* _Data provided_
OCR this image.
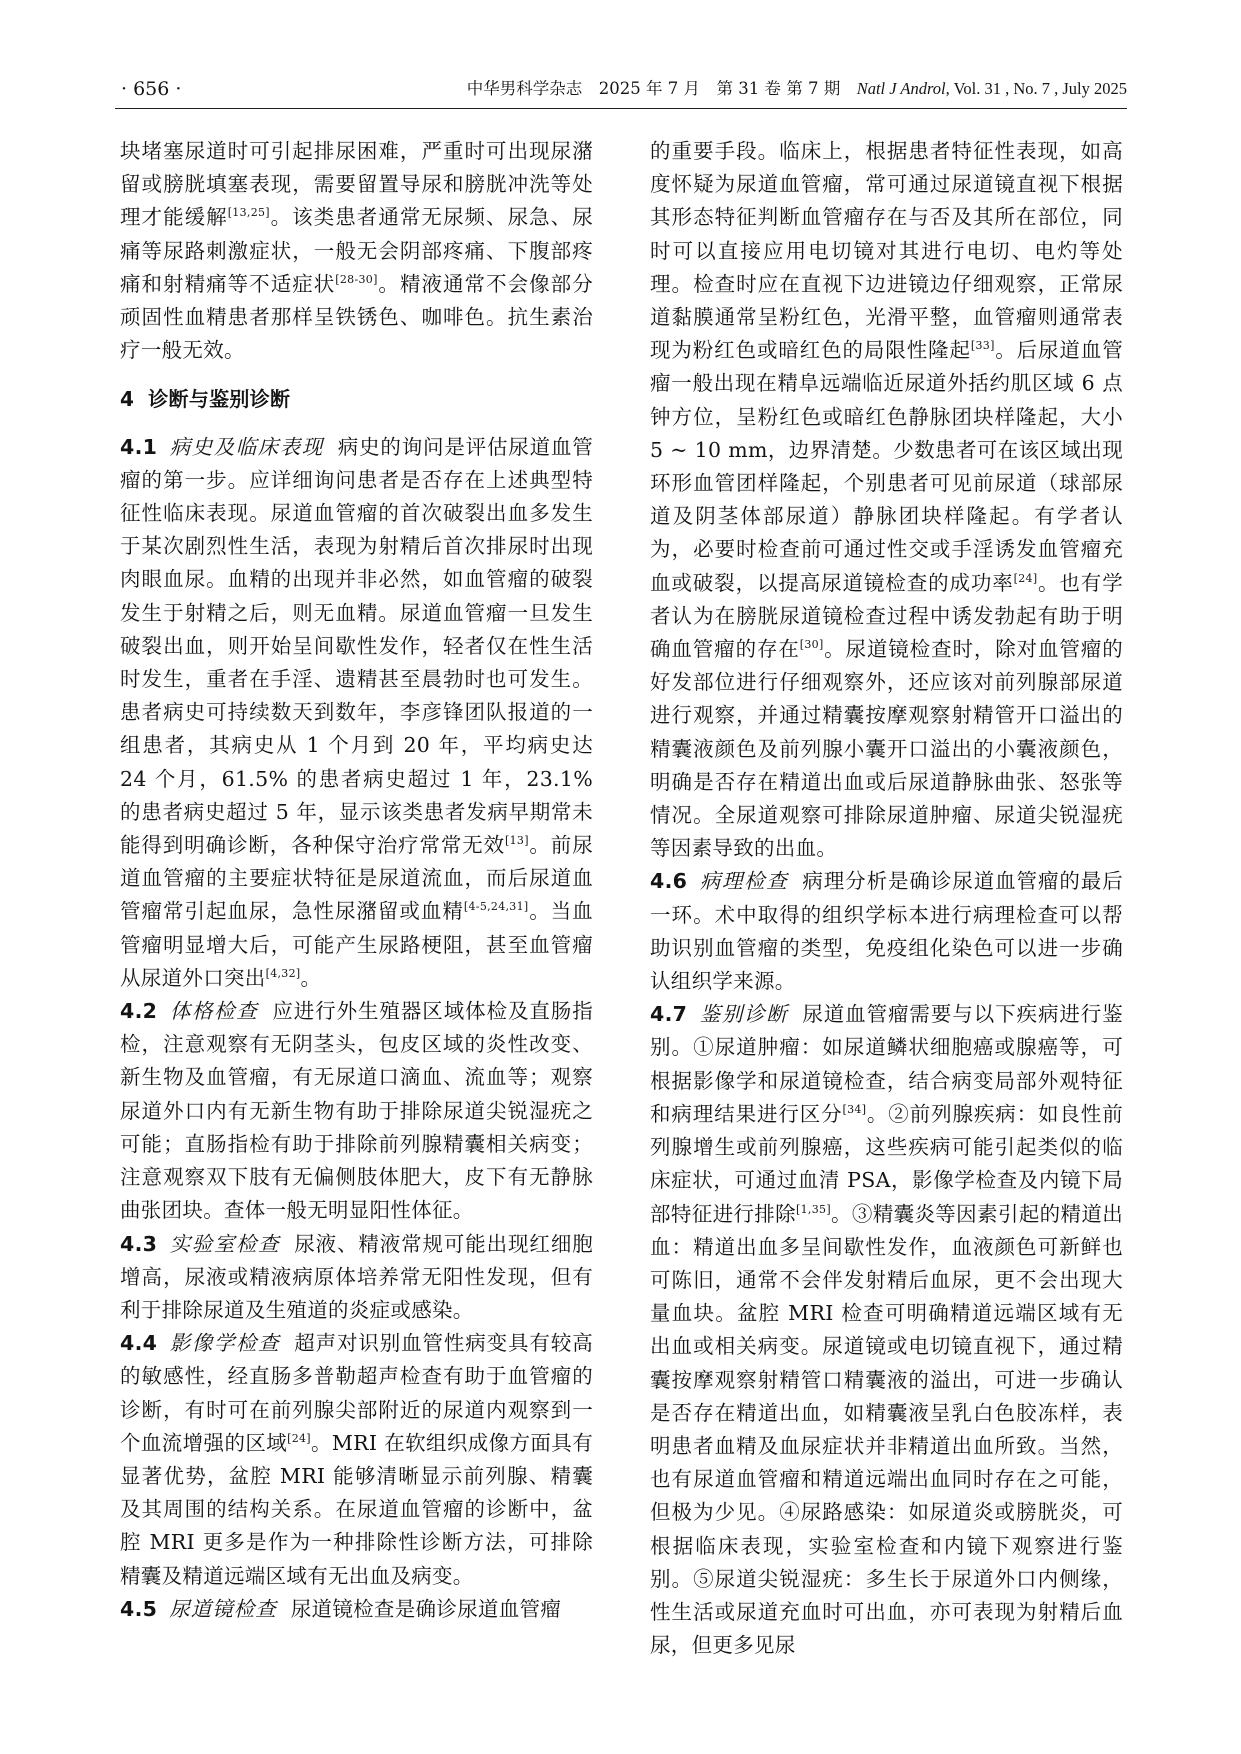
· 656 ·	中华男科学杂志　2025 年 7 月　第 31 卷 第 7 期　 Natl J Androl, Vol. 31 , No. 7 , July 2025

块堵塞尿道时可引起排尿困难，严重时可出现尿潴留或膀胱填塞表现，需要留置导尿和膀胱冲洗等处理才能缓解[13,25]。该类患者通常无尿频、尿急、尿痛等尿路刺激症状，一般无会阴部疼痛、下腹部疼痛和射精痛等不适症状[28-30]。精液通常不会像部分顽固性血精患者那样呈铁锈色、咖啡色。抗生素治疗一般无效。

4 诊断与鉴别诊断

4.1 病史及临床表现 病史的询问是评估尿道血管瘤的第一步。应详细询问患者是否存在上述典型特征性临床表现。尿道血管瘤的首次破裂出血多发生于某次剧烈性生活，表现为射精后首次排尿时出现肉眼血尿。血精的出现并非必然，如血管瘤的破裂发生于射精之后，则无血精。尿道血管瘤一旦发生破裂出血，则开始呈间歇性发作，轻者仅在性生活时发生，重者在手淫、遗精甚至晨勃时也可发生。患者病史可持续数天到数年，李彦锋团队报道的一组患者，其病史从 1 个月到 20 年，平均病史达 24 个月，61.5% 的患者病史超过 1 年，23.1% 的患者病史超过 5 年，显示该类患者发病早期常未能得到明确诊断，各种保守治疗常常无效[13]。前尿道血管瘤的主要症状特征是尿道流血，而后尿道血管瘤常引起血尿，急性尿潴留或血精[4-5,24,31]。当血管瘤明显增大后，可能产生尿路梗阻，甚至血管瘤从尿道外口突出[4,32]。

4.2 体格检查 应进行外生殖器区域体检及直肠指检，注意观察有无阴茎头，包皮区域的炎性改变、新生物及血管瘤，有无尿道口滴血、流血等；观察尿道外口内有无新生物有助于排除尿道尖锐湿疣之可能；直肠指检有助于排除前列腺精囊相关病变；注意观察双下肢有无偏侧肢体肥大，皮下有无静脉曲张团块。查体一般无明显阳性体征。

4.3 实验室检查 尿液、精液常规可能出现红细胞增高，尿液或精液病原体培养常无阳性发现，但有利于排除尿道及生殖道的炎症或感染。

4.4 影像学检查 超声对识别血管性病变具有较高的敏感性，经直肠多普勒超声检查有助于血管瘤的诊断，有时可在前列腺尖部附近的尿道内观察到一个血流增强的区域[24]。MRI 在软组织成像方面具有显著优势，盆腔 MRI 能够清晰显示前列腺、精囊及其周围的结构关系。在尿道血管瘤的诊断中，盆腔 MRI 更多是作为一种排除性诊断方法，可排除精囊及精道远端区域有无出血及病变。

4.5 尿道镜检查 尿道镜检查是确诊尿道血管瘤

的重要手段。临床上，根据患者特征性表现，如高度怀疑为尿道血管瘤，常可通过尿道镜直视下根据其形态特征判断血管瘤存在与否及其所在部位，同时可以直接应用电切镜对其进行电切、电灼等处理。检查时应在直视下边进镜边仔细观察，正常尿道黏膜通常呈粉红色，光滑平整，血管瘤则通常表现为粉红色或暗红色的局限性隆起[33]。后尿道血管瘤一般出现在精阜远端临近尿道外括约肌区域 6 点钟方位，呈粉红色或暗红色静脉团块样隆起，大小 5 ~ 10 mm，边界清楚。少数患者可在该区域出现环形血管团样隆起，个别患者可见前尿道（球部尿道及阴茎体部尿道）静脉团块样隆起。有学者认为，必要时检查前可通过性交或手淫诱发血管瘤充血或破裂，以提高尿道镜检查的成功率[24]。也有学者认为在膀胱尿道镜检查过程中诱发勃起有助于明确血管瘤的存在[30]。尿道镜检查时，除对血管瘤的好发部位进行仔细观察外，还应该对前列腺部尿道进行观察，并通过精囊按摩观察射精管开口溢出的精囊液颜色及前列腺小囊开口溢出的小囊液颜色，明确是否存在精道出血或后尿道静脉曲张、怒张等情况。全尿道观察可排除尿道肿瘤、尿道尖锐湿疣等因素导致的出血。

4.6 病理检查 病理分析是确诊尿道血管瘤的最后一环。术中取得的组织学标本进行病理检查可以帮助识别血管瘤的类型，免疫组化染色可以进一步确认组织学来源。

4.7 鉴别诊断 尿道血管瘤需要与以下疾病进行鉴别。①尿道肿瘤：如尿道鳞状细胞癌或腺癌等，可根据影像学和尿道镜检查，结合病变局部外观特征和病理结果进行区分[34]。②前列腺疾病：如良性前列腺增生或前列腺癌，这些疾病可能引起类似的临床症状，可通过血清 PSA，影像学检查及内镜下局部特征进行排除[1,35]。③精囊炎等因素引起的精道出血：精道出血多呈间歇性发作，血液颜色可新鲜也可陈旧，通常不会伴发射精后血尿，更不会出现大量血块。盆腔 MRI 检查可明确精道远端区域有无出血或相关病变。尿道镜或电切镜直视下，通过精囊按摩观察射精管口精囊液的溢出，可进一步确认是否存在精道出血，如精囊液呈乳白色胶冻样，表明患者血精及血尿症状并非精道出血所致。当然，也有尿道血管瘤和精道远端出血同时存在之可能，但极为少见。④尿路感染：如尿道炎或膀胱炎，可根据临床表现，实验室检查和内镜下观察进行鉴别。⑤尿道尖锐湿疣：多生长于尿道外口内侧缘，性生活或尿道充血时可出血，亦可表现为射精后血尿，但更多见尿
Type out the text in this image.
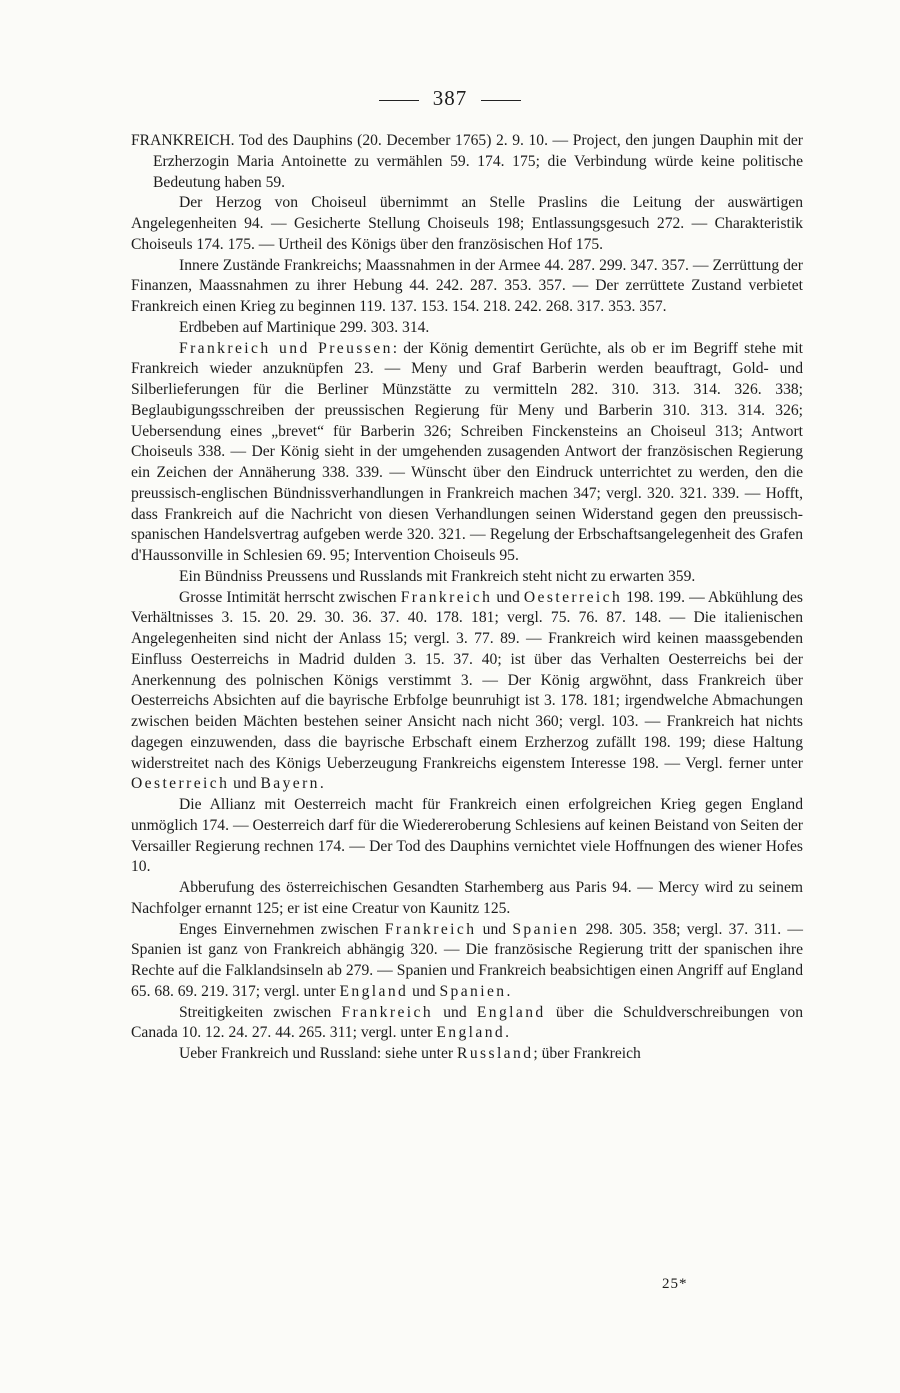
387

FRANKREICH. Tod des Dauphins (20. December 1765) 2. 9. 10. — Project, den jungen Dauphin mit der Erzherzogin Maria Antoinette zu vermählen 59. 174. 175; die Verbindung würde keine politische Bedeutung haben 59.

Der Herzog von Choiseul übernimmt an Stelle Praslins die Leitung der auswärtigen Angelegenheiten 94. — Gesicherte Stellung Choiseuls 198; Entlassungsgesuch 272. — Charakteristik Choiseuls 174. 175. — Urtheil des Königs über den französischen Hof 175.

Innere Zustände Frankreichs; Maassnahmen in der Armee 44. 287. 299. 347. 357. — Zerrüttung der Finanzen, Maassnahmen zu ihrer Hebung 44. 242. 287. 353. 357. — Der zerrüttete Zustand verbietet Frankreich einen Krieg zu beginnen 119. 137. 153. 154. 218. 242. 268. 317. 353. 357.

Erdbeben auf Martinique 299. 303. 314.

Frankreich und Preussen: der König dementirt Gerüchte, als ob er im Begriff stehe mit Frankreich wieder anzuknüpfen 23. — Meny und Graf Barberin werden beauftragt, Gold- und Silberlieferungen für die Berliner Münzstätte zu vermitteln 282. 310. 313. 314. 326. 338; Beglaubigungsschreiben der preussischen Regierung für Meny und Barberin 310. 313. 314. 326; Uebersendung eines „brevet“ für Barberin 326; Schreiben Finckensteins an Choiseul 313; Antwort Choiseuls 338. — Der König sieht in der umgehenden zusagenden Antwort der französischen Regierung ein Zeichen der Annäherung 338. 339. — Wünscht über den Eindruck unterrichtet zu werden, den die preussisch-englischen Bündnissverhandlungen in Frankreich machen 347; vergl. 320. 321. 339. — Hofft, dass Frankreich auf die Nachricht von diesen Verhandlungen seinen Widerstand gegen den preussisch-spanischen Handelsvertrag aufgeben werde 320. 321. — Regelung der Erbschaftsangelegenheit des Grafen d'Haussonville in Schlesien 69. 95; Intervention Choiseuls 95.

Ein Bündniss Preussens und Russlands mit Frankreich steht nicht zu erwarten 359.

Grosse Intimität herrscht zwischen Frankreich und Oesterreich 198. 199. — Abkühlung des Verhältnisses 3. 15. 20. 29. 30. 36. 37. 40. 178. 181; vergl. 75. 76. 87. 148. — Die italienischen Angelegenheiten sind nicht der Anlass 15; vergl. 3. 77. 89. — Frankreich wird keinen maassgebenden Einfluss Oesterreichs in Madrid dulden 3. 15. 37. 40; ist über das Verhalten Oesterreichs bei der Anerkennung des polnischen Königs verstimmt 3. — Der König argwöhnt, dass Frankreich über Oesterreichs Absichten auf die bayrische Erbfolge beunruhigt ist 3. 178. 181; irgendwelche Abmachungen zwischen beiden Mächten bestehen seiner Ansicht nach nicht 360; vergl. 103. — Frankreich hat nichts dagegen einzuwenden, dass die bayrische Erbschaft einem Erzherzog zufällt 198. 199; diese Haltung widerstreitet nach des Königs Ueberzeugung Frankreichs eigenstem Interesse 198. — Vergl. ferner unter Oesterreich und Bayern.

Die Allianz mit Oesterreich macht für Frankreich einen erfolgreichen Krieg gegen England unmöglich 174. — Oesterreich darf für die Wiedereroberung Schlesiens auf keinen Beistand von Seiten der Versailler Regierung rechnen 174. — Der Tod des Dauphins vernichtet viele Hoffnungen des wiener Hofes 10.

Abberufung des österreichischen Gesandten Starhemberg aus Paris 94. — Mercy wird zu seinem Nachfolger ernannt 125; er ist eine Creatur von Kaunitz 125.

Enges Einvernehmen zwischen Frankreich und Spanien 298. 305. 358; vergl. 37. 311. — Spanien ist ganz von Frankreich abhängig 320. — Die französische Regierung tritt der spanischen ihre Rechte auf die Falklandsinseln ab 279. — Spanien und Frankreich beabsichtigen einen Angriff auf England 65. 68. 69. 219. 317; vergl. unter England und Spanien.

Streitigkeiten zwischen Frankreich und England über die Schuldverschreibungen von Canada 10. 12. 24. 27. 44. 265. 311; vergl. unter England.

Ueber Frankreich und Russland: siehe unter Russland; über Frankreich

25*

* _Exercise aim_
Each line containing the word "Krieg" counts once; say how many such lines there are, giving only the number.

* _Reply_
2